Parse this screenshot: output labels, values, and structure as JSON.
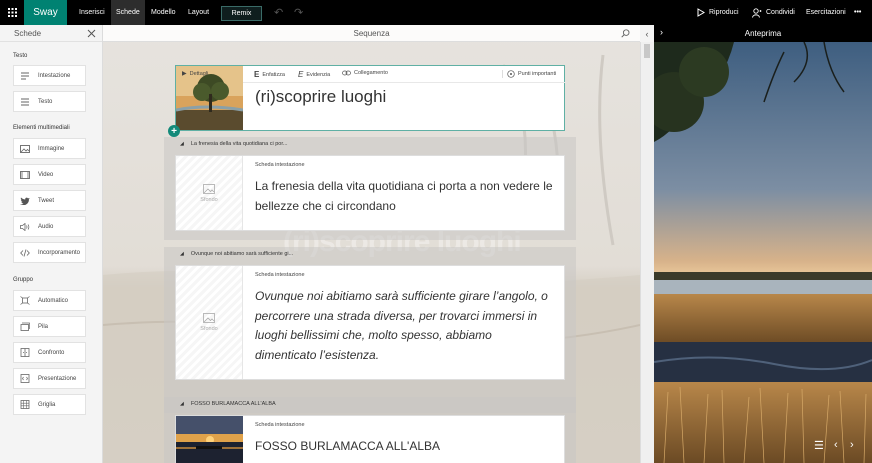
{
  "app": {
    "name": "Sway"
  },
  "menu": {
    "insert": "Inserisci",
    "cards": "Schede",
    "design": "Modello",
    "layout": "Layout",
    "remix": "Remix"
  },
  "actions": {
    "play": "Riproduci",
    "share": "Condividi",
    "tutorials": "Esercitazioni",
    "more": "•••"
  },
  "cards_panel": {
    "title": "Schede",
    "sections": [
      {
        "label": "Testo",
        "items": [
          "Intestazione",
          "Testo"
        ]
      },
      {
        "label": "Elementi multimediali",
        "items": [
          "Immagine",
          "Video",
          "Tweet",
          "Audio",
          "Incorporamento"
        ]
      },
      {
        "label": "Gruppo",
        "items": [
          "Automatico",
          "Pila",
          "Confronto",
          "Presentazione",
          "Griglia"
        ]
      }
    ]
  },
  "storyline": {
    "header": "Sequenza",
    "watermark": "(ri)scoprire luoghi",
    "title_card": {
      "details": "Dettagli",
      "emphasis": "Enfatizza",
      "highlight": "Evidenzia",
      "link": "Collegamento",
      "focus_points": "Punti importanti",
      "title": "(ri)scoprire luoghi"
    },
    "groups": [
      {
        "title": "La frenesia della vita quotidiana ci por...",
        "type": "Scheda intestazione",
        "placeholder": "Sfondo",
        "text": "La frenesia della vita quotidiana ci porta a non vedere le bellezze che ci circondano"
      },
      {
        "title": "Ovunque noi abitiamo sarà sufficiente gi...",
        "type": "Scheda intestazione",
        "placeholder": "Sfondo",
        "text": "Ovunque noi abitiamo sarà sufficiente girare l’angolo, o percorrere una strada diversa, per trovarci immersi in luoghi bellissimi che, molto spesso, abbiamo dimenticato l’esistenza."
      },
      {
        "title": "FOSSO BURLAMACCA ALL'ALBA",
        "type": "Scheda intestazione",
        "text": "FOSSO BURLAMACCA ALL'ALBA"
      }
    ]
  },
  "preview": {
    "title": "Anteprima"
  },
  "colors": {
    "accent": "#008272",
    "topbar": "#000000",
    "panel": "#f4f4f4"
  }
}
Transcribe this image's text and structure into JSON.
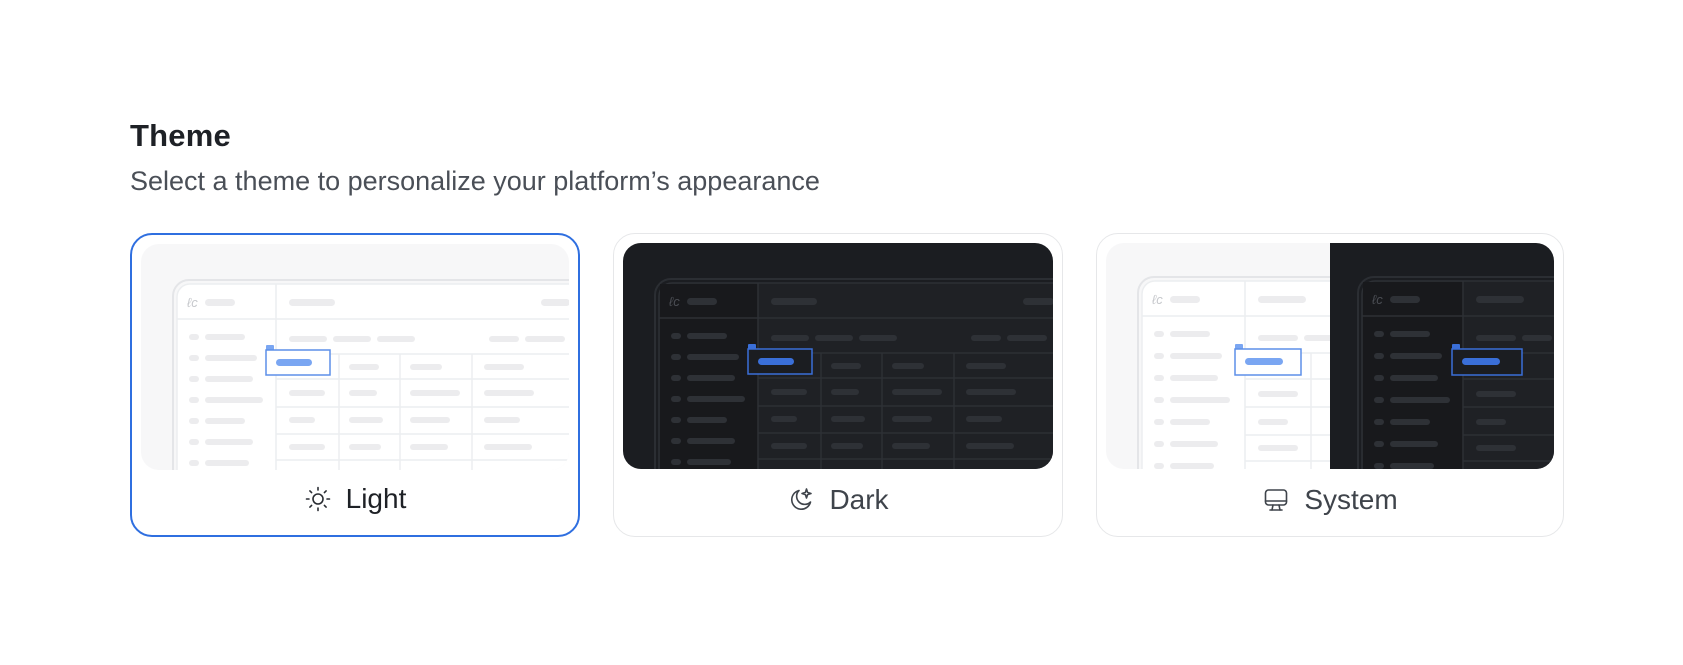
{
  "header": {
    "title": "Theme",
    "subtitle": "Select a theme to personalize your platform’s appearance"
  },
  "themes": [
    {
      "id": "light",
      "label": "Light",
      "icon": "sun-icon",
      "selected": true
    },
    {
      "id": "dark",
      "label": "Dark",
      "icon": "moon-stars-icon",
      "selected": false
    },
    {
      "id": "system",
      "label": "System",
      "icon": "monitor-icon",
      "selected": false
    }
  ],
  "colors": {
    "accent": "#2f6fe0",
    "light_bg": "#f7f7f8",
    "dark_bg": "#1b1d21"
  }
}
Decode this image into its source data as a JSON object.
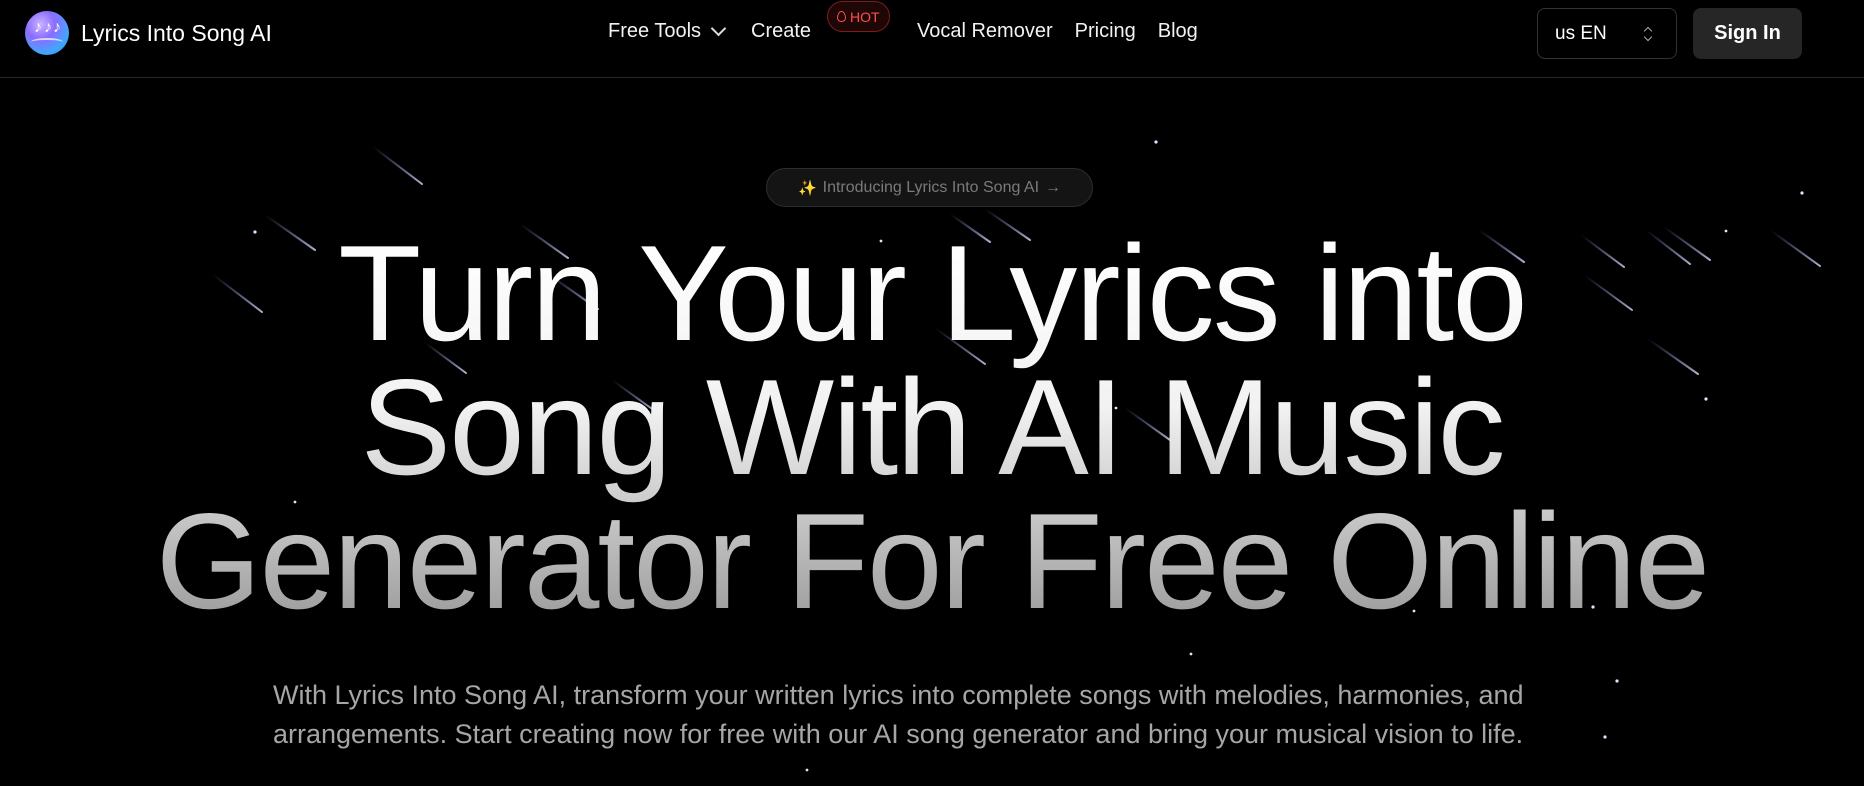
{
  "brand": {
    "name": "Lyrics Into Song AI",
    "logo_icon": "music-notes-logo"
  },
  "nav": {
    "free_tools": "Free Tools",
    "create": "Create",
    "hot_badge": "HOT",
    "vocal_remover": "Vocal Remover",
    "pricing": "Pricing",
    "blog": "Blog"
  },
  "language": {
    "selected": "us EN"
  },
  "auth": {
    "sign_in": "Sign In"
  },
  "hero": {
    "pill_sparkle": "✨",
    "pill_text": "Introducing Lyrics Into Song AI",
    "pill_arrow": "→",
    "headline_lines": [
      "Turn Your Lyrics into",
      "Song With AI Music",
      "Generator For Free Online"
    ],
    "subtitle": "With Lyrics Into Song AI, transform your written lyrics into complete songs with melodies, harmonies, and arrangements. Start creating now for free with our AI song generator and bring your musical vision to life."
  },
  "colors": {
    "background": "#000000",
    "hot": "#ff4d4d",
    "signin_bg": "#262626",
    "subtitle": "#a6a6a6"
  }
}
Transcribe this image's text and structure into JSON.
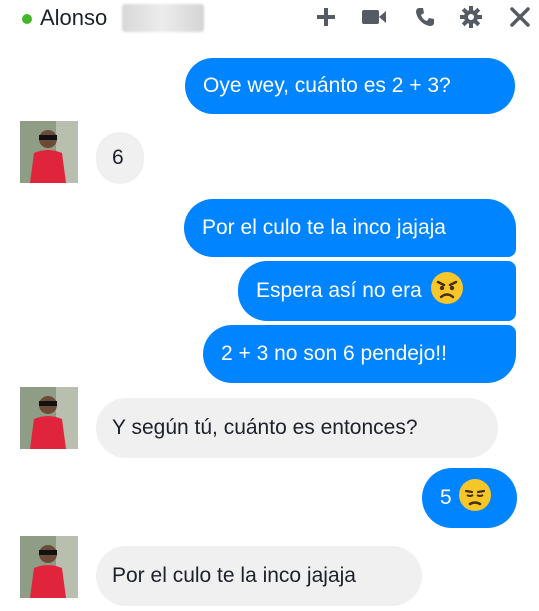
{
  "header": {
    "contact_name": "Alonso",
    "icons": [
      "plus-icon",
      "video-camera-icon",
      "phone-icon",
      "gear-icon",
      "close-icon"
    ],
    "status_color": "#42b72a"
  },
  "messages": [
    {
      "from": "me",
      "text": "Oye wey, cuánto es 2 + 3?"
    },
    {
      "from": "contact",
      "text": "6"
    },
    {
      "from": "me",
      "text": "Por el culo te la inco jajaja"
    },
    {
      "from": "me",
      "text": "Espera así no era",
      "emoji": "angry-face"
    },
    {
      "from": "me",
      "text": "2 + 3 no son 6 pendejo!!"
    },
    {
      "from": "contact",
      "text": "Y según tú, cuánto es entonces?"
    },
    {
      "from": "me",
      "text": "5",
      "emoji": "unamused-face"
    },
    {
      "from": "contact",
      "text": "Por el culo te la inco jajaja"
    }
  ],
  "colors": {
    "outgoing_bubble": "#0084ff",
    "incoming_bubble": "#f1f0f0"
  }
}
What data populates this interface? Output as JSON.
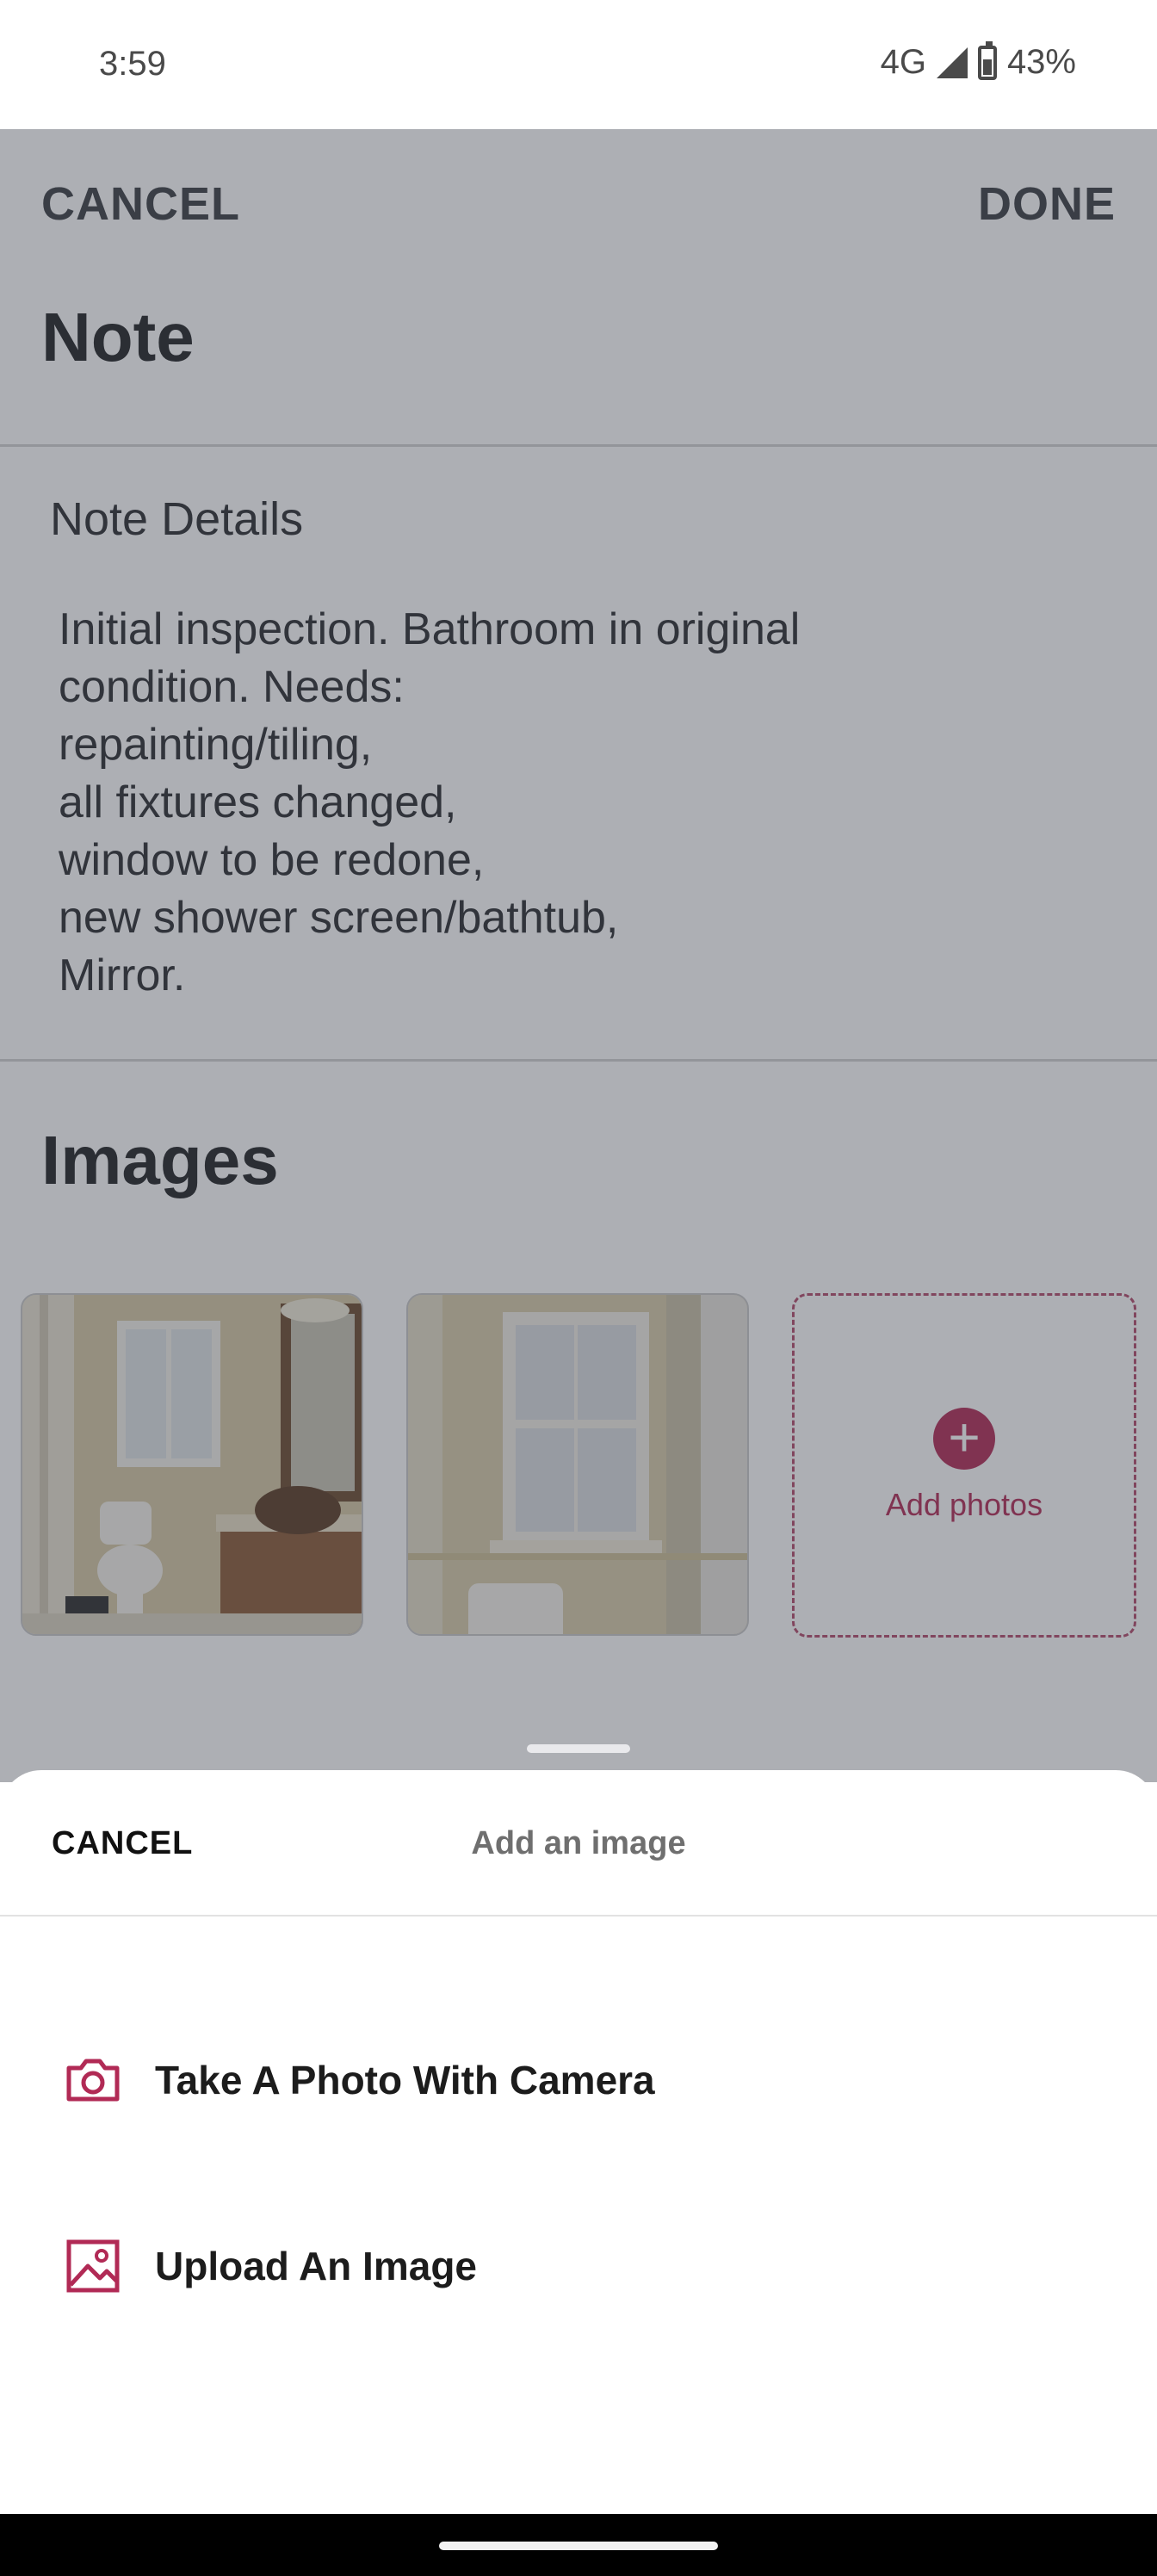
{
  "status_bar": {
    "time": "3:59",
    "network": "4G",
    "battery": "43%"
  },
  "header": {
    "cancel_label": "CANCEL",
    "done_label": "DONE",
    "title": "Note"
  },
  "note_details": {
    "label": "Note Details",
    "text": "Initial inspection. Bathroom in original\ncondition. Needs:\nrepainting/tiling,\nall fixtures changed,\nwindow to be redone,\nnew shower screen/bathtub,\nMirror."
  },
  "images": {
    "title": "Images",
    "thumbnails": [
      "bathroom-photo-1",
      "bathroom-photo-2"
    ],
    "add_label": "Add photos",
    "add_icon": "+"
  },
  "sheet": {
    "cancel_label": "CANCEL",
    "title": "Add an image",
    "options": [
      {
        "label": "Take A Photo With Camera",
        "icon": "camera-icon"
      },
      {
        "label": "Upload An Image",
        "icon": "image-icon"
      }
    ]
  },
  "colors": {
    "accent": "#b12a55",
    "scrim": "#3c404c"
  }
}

EXERCISE BRIEF
The required output is the lines from the one containing "What data populates" through the end of the records above, reproduced exactly, with no pictures.

WRITTEN RESPONSE
What data populates this interface? Output as JSON.
{
  "status_bar": {
    "time": "3:59",
    "network": "4G",
    "battery": "43%"
  },
  "header": {
    "cancel_label": "CANCEL",
    "done_label": "DONE",
    "title": "Note"
  },
  "note_details": {
    "label": "Note Details",
    "text": "Initial inspection. Bathroom in original\ncondition. Needs:\nrepainting/tiling,\nall fixtures changed,\nwindow to be redone,\nnew shower screen/bathtub,\nMirror."
  },
  "images": {
    "title": "Images",
    "thumbnails": [
      "bathroom-photo-1",
      "bathroom-photo-2"
    ],
    "add_label": "Add photos",
    "add_icon": "+"
  },
  "sheet": {
    "cancel_label": "CANCEL",
    "title": "Add an image",
    "options": [
      {
        "label": "Take A Photo With Camera",
        "icon": "camera-icon"
      },
      {
        "label": "Upload An Image",
        "icon": "image-icon"
      }
    ]
  },
  "colors": {
    "accent": "#b12a55",
    "scrim": "#3c404c"
  }
}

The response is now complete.